**Goal of the exercise:**
Reproduce each line from the records that holds "link".

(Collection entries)
────────────────────
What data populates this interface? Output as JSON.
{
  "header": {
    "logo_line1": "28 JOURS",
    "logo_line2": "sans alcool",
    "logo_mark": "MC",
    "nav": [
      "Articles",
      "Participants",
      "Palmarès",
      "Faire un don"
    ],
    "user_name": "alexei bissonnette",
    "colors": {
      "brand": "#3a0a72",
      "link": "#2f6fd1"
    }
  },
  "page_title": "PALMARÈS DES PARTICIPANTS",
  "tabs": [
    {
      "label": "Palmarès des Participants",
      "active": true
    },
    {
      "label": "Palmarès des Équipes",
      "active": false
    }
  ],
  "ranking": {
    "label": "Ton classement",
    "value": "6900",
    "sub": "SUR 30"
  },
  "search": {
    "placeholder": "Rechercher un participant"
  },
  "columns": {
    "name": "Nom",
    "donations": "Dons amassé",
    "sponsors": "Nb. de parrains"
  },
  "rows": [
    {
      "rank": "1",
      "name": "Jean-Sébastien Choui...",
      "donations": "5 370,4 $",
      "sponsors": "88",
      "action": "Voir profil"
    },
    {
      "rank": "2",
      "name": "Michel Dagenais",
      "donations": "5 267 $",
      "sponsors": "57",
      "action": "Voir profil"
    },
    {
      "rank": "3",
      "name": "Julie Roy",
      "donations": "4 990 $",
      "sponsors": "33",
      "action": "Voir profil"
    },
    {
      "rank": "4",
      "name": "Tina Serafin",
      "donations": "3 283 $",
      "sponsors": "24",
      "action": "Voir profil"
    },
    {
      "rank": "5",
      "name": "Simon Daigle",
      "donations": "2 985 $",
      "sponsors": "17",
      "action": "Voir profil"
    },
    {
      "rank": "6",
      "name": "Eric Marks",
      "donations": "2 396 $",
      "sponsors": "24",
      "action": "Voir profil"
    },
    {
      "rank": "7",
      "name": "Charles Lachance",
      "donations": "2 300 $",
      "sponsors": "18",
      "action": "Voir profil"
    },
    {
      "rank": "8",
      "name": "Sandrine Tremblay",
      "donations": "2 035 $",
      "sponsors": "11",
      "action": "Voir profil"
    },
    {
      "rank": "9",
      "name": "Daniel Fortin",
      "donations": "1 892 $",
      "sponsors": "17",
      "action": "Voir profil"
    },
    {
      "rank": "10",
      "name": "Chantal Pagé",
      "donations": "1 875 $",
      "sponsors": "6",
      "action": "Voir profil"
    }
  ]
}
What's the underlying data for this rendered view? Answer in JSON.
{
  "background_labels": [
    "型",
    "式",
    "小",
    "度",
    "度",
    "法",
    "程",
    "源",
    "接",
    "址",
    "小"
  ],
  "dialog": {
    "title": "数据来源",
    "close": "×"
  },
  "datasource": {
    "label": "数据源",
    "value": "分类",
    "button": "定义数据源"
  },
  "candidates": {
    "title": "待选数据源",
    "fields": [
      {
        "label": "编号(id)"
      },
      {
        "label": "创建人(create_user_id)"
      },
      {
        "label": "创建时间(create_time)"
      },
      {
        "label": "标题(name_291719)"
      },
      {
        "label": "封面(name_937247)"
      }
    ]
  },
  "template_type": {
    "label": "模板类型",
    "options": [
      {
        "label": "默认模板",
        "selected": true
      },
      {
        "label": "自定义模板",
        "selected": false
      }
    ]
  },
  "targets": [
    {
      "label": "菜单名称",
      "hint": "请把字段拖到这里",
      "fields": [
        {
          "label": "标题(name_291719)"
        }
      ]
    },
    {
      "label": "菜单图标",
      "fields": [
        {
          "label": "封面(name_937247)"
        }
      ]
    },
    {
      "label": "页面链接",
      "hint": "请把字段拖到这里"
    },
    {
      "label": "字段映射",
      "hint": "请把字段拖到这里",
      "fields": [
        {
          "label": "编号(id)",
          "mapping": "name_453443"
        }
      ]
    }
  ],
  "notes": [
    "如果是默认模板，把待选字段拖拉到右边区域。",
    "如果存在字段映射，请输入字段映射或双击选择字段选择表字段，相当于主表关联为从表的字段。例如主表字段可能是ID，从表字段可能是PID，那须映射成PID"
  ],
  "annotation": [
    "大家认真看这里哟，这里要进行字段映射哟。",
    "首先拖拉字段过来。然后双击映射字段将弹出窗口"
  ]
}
────────────────────
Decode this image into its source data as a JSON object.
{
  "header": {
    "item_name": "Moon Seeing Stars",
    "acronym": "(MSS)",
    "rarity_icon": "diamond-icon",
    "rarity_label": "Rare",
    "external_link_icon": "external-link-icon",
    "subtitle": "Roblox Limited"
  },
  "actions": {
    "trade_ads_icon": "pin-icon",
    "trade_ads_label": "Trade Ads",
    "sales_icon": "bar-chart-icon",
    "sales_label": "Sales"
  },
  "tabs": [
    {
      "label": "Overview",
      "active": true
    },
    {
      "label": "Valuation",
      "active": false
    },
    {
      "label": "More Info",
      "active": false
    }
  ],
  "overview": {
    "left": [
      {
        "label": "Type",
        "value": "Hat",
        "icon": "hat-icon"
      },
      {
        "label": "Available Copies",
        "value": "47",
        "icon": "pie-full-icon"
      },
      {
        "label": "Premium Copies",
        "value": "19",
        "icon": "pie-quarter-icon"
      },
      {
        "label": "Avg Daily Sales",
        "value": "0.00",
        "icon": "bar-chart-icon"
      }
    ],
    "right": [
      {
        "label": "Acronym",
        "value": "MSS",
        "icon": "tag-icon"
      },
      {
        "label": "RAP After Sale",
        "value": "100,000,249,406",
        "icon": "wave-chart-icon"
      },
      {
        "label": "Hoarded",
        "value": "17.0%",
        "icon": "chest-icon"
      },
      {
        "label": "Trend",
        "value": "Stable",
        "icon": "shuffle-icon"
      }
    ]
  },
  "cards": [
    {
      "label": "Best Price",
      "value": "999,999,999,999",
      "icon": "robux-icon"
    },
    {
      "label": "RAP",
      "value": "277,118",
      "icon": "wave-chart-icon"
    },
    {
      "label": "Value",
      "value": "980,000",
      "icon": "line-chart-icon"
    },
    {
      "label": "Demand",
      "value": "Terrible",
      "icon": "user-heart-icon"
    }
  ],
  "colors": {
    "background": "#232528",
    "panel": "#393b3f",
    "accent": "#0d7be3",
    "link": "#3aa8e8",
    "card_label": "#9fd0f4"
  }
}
────────────────────
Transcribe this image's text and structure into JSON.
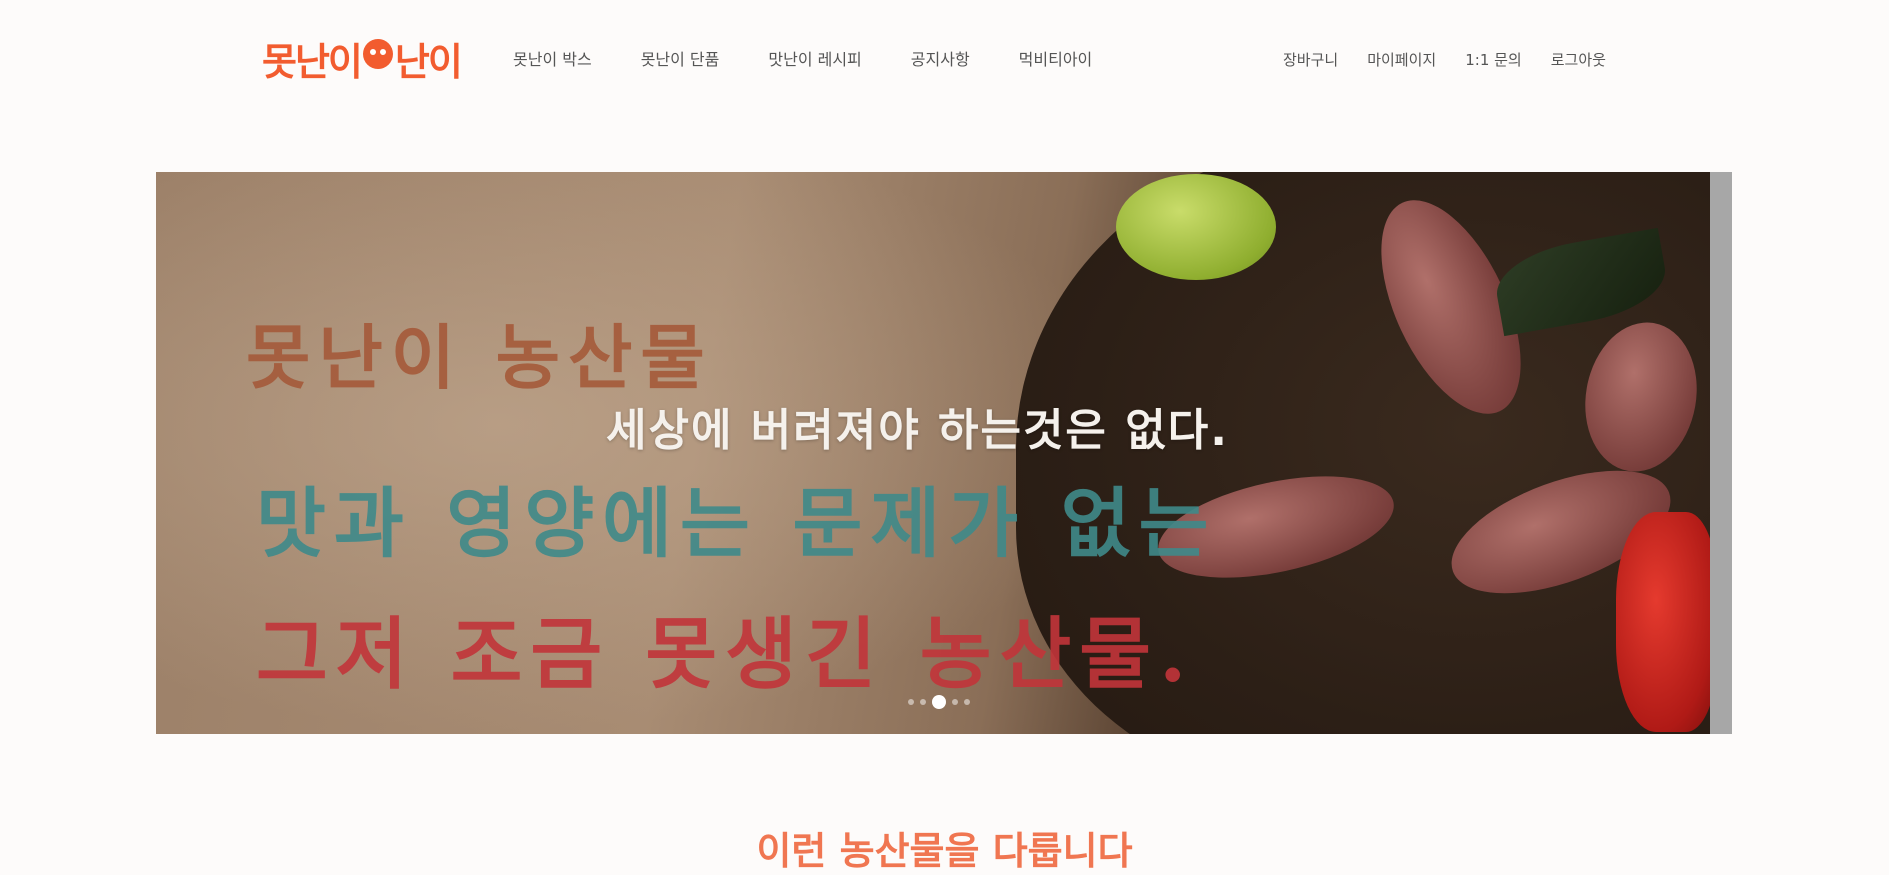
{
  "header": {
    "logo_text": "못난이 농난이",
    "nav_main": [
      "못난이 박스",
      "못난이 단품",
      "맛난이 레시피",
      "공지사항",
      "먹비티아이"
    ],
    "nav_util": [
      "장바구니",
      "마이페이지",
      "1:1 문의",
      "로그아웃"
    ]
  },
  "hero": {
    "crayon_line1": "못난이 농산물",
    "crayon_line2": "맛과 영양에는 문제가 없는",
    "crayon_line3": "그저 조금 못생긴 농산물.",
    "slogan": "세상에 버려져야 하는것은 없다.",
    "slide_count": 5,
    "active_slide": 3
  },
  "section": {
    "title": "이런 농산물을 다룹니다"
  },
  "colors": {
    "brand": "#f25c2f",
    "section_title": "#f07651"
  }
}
────────────────────
**Exercise response:**
      "link": "#2f6fd1"
    "external_link_icon": "external-link-icon",
    "link": "#3aa8e8",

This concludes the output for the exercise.